Collection entries:
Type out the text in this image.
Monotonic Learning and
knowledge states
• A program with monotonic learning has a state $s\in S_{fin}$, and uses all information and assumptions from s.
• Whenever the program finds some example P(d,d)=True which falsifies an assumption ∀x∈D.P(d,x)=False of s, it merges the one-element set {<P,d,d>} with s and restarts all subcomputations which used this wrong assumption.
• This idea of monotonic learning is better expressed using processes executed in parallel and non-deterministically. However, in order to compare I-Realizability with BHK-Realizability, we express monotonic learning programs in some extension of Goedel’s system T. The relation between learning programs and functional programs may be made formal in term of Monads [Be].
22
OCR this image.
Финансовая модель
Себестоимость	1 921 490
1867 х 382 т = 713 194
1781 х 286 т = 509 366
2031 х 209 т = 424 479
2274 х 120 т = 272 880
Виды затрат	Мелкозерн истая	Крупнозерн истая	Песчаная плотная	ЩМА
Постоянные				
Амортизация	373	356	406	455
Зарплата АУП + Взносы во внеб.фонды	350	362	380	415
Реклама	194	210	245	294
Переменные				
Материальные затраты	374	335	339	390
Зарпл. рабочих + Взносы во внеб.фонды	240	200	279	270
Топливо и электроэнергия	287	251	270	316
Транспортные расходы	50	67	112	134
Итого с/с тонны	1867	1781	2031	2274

- _Stated exercise_: Every line above should be retyped exactly as given.

- _Answer to the problem_:
Type out the text in this image.
Monotonic Learning and
knowledge states
• A program with monotonic learning has a state $s\in S_{fin}$, and uses all information and assumptions from s.
• Whenever the program finds some example P(d,d)=True which falsifies an assumption ∀x∈D.P(d,x)=False of s, it merges the one-element set {<P,d,d>} with s and restarts all subcomputations which used this wrong assumption.
• This idea of monotonic learning is better expressed using processes executed in parallel and non-deterministically. However, in order to compare I-Realizability with BHK-Realizability, we express monotonic learning programs in some extension of Goedel’s system T. The relation between learning programs and functional programs may be made formal in term of Monads [Be].
22
OCR this image.
Финансовая модель
Себестоимость	1 921 490
1867 х 382 т = 713 194
1781 х 286 т = 509 366
2031 х 209 т = 424 479
2274 х 120 т = 272 880
Виды затрат	Мелкозерн истая	Крупнозерн истая	Песчаная плотная	ЩМА
Постоянные				
Амортизация	373	356	406	455
Зарплата АУП + Взносы во внеб.фонды	350	362	380	415
Реклама	194	210	245	294
Переменные				
Материальные затраты	374	335	339	390
Зарпл. рабочих + Взносы во внеб.фонды	240	200	279	270
Топливо и электроэнергия	287	251	270	316
Транспортные расходы	50	67	112	134
Итого с/с тонны	1867	1781	2031	2274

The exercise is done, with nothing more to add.